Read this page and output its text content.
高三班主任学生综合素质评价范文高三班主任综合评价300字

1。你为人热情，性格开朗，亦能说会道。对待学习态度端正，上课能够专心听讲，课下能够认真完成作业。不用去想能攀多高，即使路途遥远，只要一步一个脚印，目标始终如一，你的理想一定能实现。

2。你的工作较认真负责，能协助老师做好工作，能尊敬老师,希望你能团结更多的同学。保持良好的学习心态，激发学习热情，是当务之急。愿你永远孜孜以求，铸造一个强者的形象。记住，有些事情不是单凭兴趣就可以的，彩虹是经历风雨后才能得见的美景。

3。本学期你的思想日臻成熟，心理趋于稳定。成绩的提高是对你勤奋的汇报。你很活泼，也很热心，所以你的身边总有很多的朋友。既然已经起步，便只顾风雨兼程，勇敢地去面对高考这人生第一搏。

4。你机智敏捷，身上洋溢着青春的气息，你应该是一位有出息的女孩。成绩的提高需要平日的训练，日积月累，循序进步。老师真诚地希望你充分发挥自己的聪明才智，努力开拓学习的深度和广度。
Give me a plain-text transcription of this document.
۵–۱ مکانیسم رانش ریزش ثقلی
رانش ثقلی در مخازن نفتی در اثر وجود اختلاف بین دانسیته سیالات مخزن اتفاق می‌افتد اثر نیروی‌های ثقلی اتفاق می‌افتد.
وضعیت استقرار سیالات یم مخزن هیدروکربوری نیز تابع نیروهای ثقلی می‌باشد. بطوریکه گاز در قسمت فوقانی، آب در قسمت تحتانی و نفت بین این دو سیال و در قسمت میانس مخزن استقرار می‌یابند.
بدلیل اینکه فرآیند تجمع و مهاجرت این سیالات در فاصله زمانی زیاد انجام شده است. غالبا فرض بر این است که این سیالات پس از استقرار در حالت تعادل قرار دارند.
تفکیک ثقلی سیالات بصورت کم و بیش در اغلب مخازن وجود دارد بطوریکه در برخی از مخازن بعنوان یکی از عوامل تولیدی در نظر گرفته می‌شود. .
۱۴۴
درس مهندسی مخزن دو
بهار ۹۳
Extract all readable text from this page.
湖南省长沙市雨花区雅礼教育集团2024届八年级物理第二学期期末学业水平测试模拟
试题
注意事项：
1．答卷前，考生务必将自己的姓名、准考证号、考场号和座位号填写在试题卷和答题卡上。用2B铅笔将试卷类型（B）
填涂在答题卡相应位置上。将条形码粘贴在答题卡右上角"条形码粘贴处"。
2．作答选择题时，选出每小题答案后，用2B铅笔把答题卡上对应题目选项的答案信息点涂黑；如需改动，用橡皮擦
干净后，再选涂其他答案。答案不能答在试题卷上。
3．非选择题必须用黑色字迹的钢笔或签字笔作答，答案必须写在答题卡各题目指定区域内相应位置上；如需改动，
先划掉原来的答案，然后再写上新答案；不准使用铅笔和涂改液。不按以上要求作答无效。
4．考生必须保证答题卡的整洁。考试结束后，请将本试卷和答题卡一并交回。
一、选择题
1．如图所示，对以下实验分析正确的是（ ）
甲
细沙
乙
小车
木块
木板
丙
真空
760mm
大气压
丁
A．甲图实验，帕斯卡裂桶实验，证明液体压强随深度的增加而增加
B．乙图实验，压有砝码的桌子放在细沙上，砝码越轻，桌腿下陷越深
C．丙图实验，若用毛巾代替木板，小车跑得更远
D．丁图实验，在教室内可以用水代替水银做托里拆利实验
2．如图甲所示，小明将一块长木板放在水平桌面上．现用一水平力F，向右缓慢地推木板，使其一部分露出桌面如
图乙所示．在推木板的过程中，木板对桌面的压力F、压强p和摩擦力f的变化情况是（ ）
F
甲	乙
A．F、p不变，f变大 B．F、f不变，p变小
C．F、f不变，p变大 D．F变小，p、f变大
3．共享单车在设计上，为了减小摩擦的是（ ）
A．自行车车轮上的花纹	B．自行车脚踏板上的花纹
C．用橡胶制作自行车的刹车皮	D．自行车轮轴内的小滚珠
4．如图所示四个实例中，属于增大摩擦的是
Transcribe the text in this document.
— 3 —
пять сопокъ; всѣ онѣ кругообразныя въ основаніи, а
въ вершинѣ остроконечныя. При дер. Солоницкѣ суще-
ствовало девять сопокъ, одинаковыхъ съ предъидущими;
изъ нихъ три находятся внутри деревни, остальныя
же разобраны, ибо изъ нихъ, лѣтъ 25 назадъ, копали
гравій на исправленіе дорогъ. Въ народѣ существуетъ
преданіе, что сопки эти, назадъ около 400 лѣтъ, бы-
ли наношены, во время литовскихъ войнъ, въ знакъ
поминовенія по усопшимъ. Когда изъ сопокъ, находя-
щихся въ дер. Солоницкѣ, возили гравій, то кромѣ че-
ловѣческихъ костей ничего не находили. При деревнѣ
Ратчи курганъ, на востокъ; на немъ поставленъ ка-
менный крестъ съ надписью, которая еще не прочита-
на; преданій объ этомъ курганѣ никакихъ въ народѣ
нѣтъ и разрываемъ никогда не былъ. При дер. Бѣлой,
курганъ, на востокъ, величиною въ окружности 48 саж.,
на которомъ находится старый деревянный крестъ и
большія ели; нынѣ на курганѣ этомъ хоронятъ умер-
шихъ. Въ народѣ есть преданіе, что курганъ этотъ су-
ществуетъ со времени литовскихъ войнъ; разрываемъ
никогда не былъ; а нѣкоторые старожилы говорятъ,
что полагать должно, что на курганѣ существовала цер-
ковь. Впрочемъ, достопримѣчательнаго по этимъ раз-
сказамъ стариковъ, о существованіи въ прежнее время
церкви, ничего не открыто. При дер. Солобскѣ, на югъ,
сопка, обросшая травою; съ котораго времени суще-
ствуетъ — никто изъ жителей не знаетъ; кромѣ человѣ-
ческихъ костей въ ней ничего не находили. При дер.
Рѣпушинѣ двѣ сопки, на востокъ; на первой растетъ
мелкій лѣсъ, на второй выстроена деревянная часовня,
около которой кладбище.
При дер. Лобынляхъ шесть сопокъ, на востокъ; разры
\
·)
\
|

◆ ◆ ◆

_To be done_: Report how many lines of the entries hold the word "преданіе". Nothing else is needed.

_Solved exercise_: 2